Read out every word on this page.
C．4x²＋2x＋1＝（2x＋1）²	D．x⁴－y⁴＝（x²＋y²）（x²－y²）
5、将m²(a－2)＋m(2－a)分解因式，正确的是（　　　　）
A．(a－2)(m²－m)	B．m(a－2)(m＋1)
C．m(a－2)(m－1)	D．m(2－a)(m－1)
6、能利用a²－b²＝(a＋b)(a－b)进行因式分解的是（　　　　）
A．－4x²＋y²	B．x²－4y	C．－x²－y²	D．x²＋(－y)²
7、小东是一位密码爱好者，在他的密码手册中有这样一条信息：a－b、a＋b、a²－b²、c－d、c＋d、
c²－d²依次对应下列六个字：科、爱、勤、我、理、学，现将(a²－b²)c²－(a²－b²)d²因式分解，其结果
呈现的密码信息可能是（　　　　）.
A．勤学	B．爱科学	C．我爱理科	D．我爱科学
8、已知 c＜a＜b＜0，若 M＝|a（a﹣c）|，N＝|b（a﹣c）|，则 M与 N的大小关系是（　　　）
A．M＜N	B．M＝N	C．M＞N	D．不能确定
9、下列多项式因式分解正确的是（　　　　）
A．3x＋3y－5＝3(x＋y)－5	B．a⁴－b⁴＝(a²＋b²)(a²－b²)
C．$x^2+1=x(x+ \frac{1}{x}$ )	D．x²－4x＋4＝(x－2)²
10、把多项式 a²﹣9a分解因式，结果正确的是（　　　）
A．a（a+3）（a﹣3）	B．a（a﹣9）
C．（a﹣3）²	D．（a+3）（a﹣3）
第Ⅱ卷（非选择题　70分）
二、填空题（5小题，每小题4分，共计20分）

# # # # #

Return each entry from above without altering a single character.

> _Response_:
Read out every word on this page.
C．4x²＋2x＋1＝（2x＋1）²	D．x⁴－y⁴＝（x²＋y²）（x²－y²）
5、将m²(a－2)＋m(2－a)分解因式，正确的是（　　　　）
A．(a－2)(m²－m)	B．m(a－2)(m＋1)
C．m(a－2)(m－1)	D．m(2－a)(m－1)
6、能利用a²－b²＝(a＋b)(a－b)进行因式分解的是（　　　　）
A．－4x²＋y²	B．x²－4y	C．－x²－y²	D．x²＋(－y)²
7、小东是一位密码爱好者，在他的密码手册中有这样一条信息：a－b、a＋b、a²－b²、c－d、c＋d、
c²－d²依次对应下列六个字：科、爱、勤、我、理、学，现将(a²－b²)c²－(a²－b²)d²因式分解，其结果
呈现的密码信息可能是（　　　　）.
A．勤学	B．爱科学	C．我爱理科	D．我爱科学
8、已知 c＜a＜b＜0，若 M＝|a（a﹣c）|，N＝|b（a﹣c）|，则 M与 N的大小关系是（　　　）
A．M＜N	B．M＝N	C．M＞N	D．不能确定
9、下列多项式因式分解正确的是（　　　　）
A．3x＋3y－5＝3(x＋y)－5	B．a⁴－b⁴＝(a²＋b²)(a²－b²)
C．$x^2+1=x(x+ \frac{1}{x}$ )	D．x²－4x＋4＝(x－2)²
10、把多项式 a²﹣9a分解因式，结果正确的是（　　　）
A．a（a+3）（a﹣3）	B．a（a﹣9）
C．（a﹣3）²	D．（a+3）（a﹣3）
第Ⅱ卷（非选择题　70分）
二、填空题（5小题，每小题4分，共计20分）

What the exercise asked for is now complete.